What is required
Leave out the pictures and print precisely the lines from the line with "Enumerate this screenshot's" to the final line of the entries, both ends included.

## Start Record excerpts

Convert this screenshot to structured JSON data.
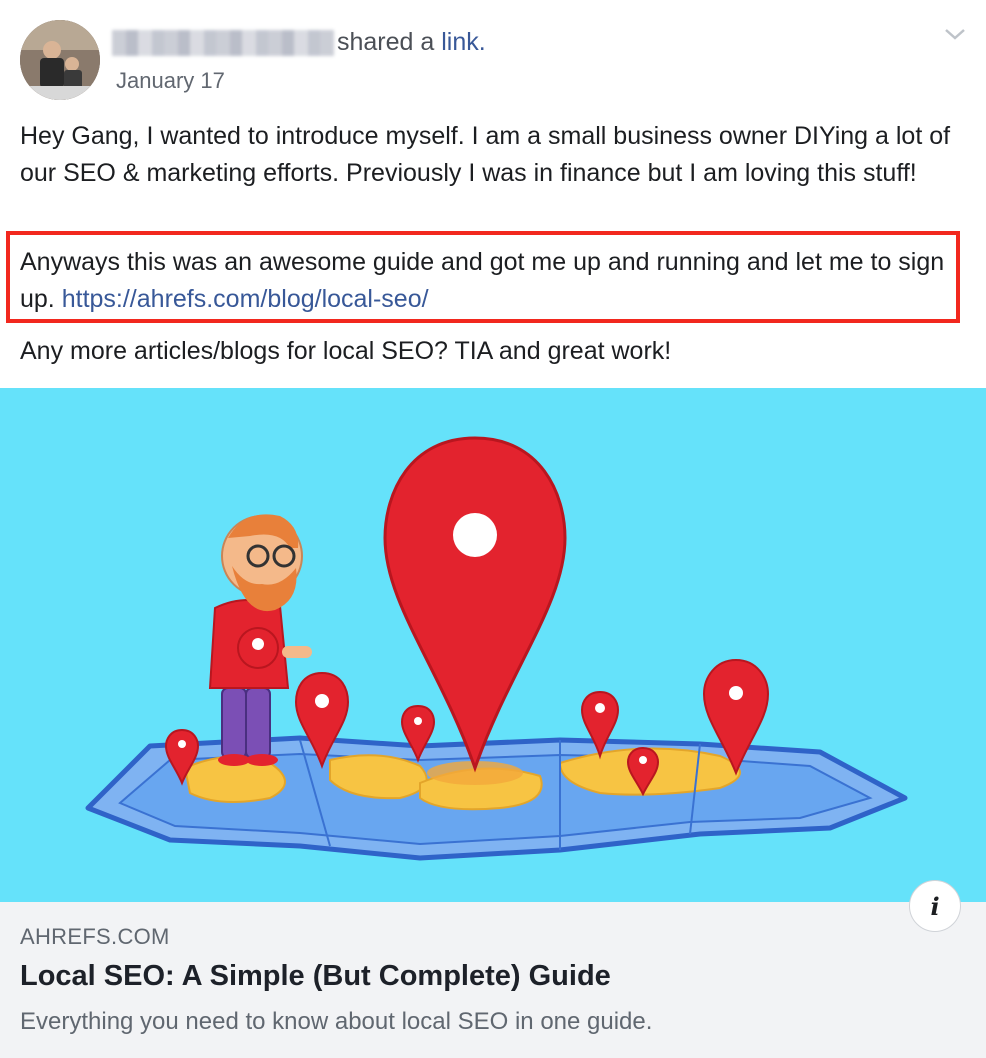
{
  "post": {
    "headline_prefix": "shared a",
    "headline_link": "link.",
    "date": "January 17",
    "paragraphs": {
      "p1": "Hey Gang, I wanted to introduce myself. I am a small business owner DIYing a lot of our SEO & marketing efforts. Previously I was in finance but I am loving this stuff!",
      "p2_text": "Anyways this was an awesome guide and got me up and running and let me to sign up.",
      "p2_url": "https://ahrefs.com/blog/local-seo/",
      "p3": "Any more articles/blogs for local SEO? TIA and great work!"
    }
  },
  "link_preview": {
    "domain": "AHREFS.COM",
    "title": "Local SEO: A Simple (But Complete) Guide",
    "description": "Everything you need to know about local SEO in one guide.",
    "info_label": "i"
  },
  "colors": {
    "link": "#385898",
    "highlight_border": "#f2281e",
    "preview_bg": "#65e2fa",
    "pin_red": "#e3232e",
    "map_blue": "#4a8fe0",
    "land_yellow": "#f7c443"
  },
  "icons": [
    "chevron-down-icon",
    "info-icon",
    "avatar"
  ]
}
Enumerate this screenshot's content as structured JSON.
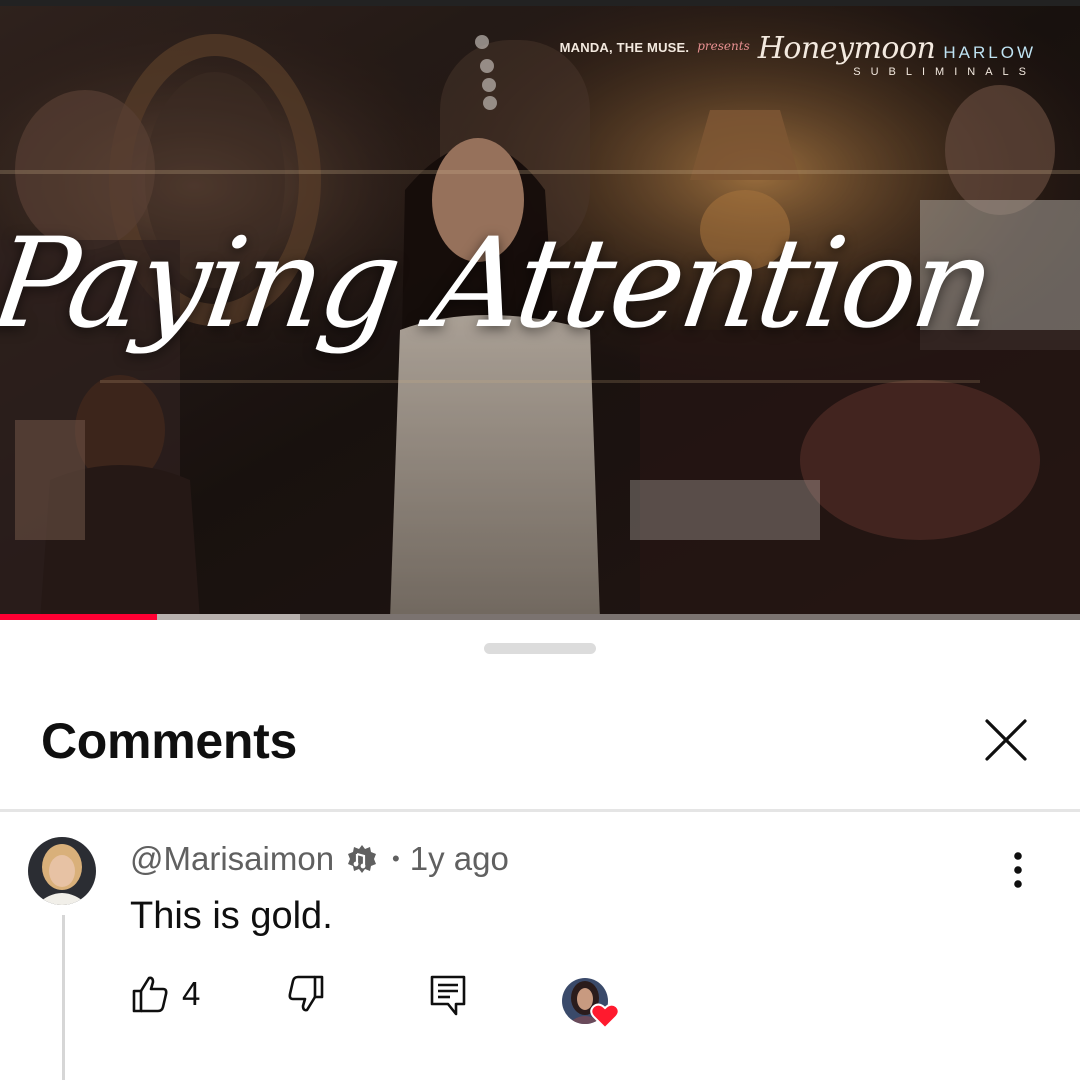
{
  "video": {
    "title_overlay": "Paying Attention",
    "brand": {
      "presenter": "MANDA, THE MUSE.",
      "presents": "presents",
      "script": "Honeymoon",
      "word": "HARLOW",
      "sub": "SUBLIMINALS"
    },
    "progress": {
      "played_percent": 14.5,
      "buffered_percent": 27.8
    }
  },
  "sheet": {
    "title": "Comments",
    "close_icon": "close-icon"
  },
  "comments": [
    {
      "author": "@Marisaimon",
      "age": "1y ago",
      "text": "This is gold.",
      "likes": "4",
      "verified_icon": "creator-badge-icon",
      "creator_hearted": true
    }
  ],
  "colors": {
    "progress_red": "#ff0033",
    "heart_red": "#ff1a2e",
    "meta_gray": "#606060",
    "divider": "#e5e5e5"
  }
}
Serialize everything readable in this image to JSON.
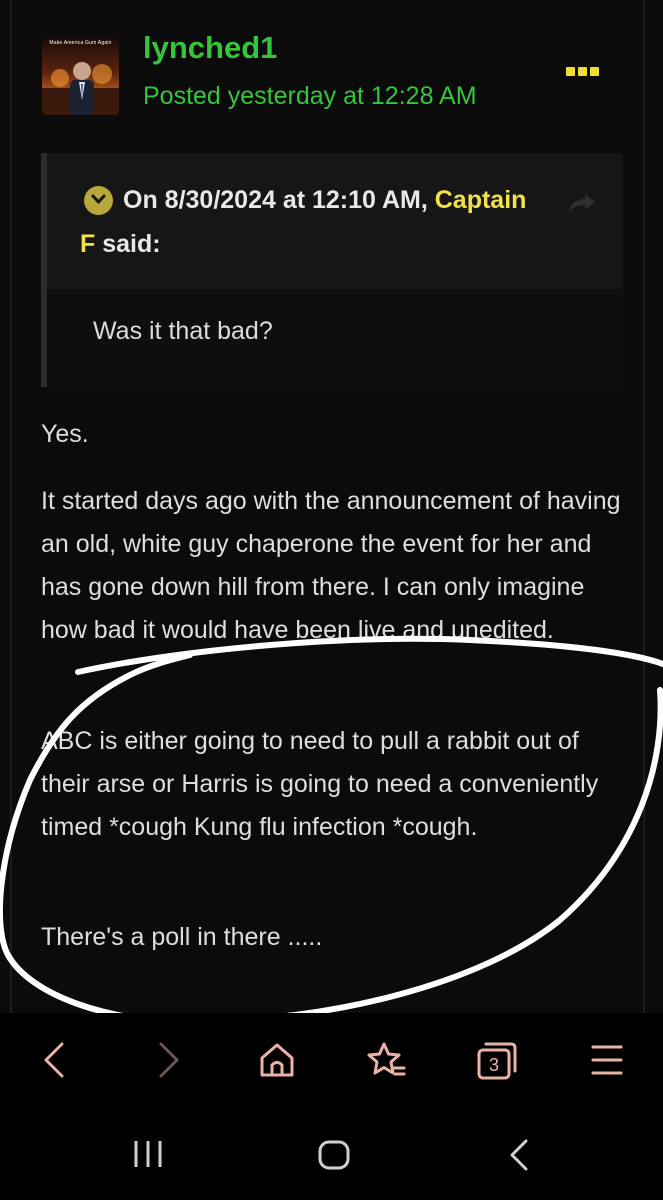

## End Record excerpts

Written response
Enumerate this screenshot's content as structured JSON.
{
  "video": {
    "title_overlay": "Paying Attention",
    "brand": {
      "presenter": "MANDA, THE MUSE.",
      "presents": "presents",
      "script": "Honeymoon",
      "word": "HARLOW",
      "sub": "SUBLIMINALS"
    },
    "progress": {
      "played_percent": 14.5,
      "buffered_percent": 27.8
    }
  },
  "sheet": {
    "title": "Comments",
    "close_icon": "close-icon"
  },
  "comments": [
    {
      "author": "@Marisaimon",
      "age": "1y ago",
      "text": "This is gold.",
      "likes": "4",
      "verified_icon": "creator-badge-icon",
      "creator_hearted": true
    }
  ],
  "colors": {
    "progress_red": "#ff0033",
    "heart_red": "#ff1a2e",
    "meta_gray": "#606060",
    "divider": "#e5e5e5"
  }
}
Serialize everything readable in this image to JSON.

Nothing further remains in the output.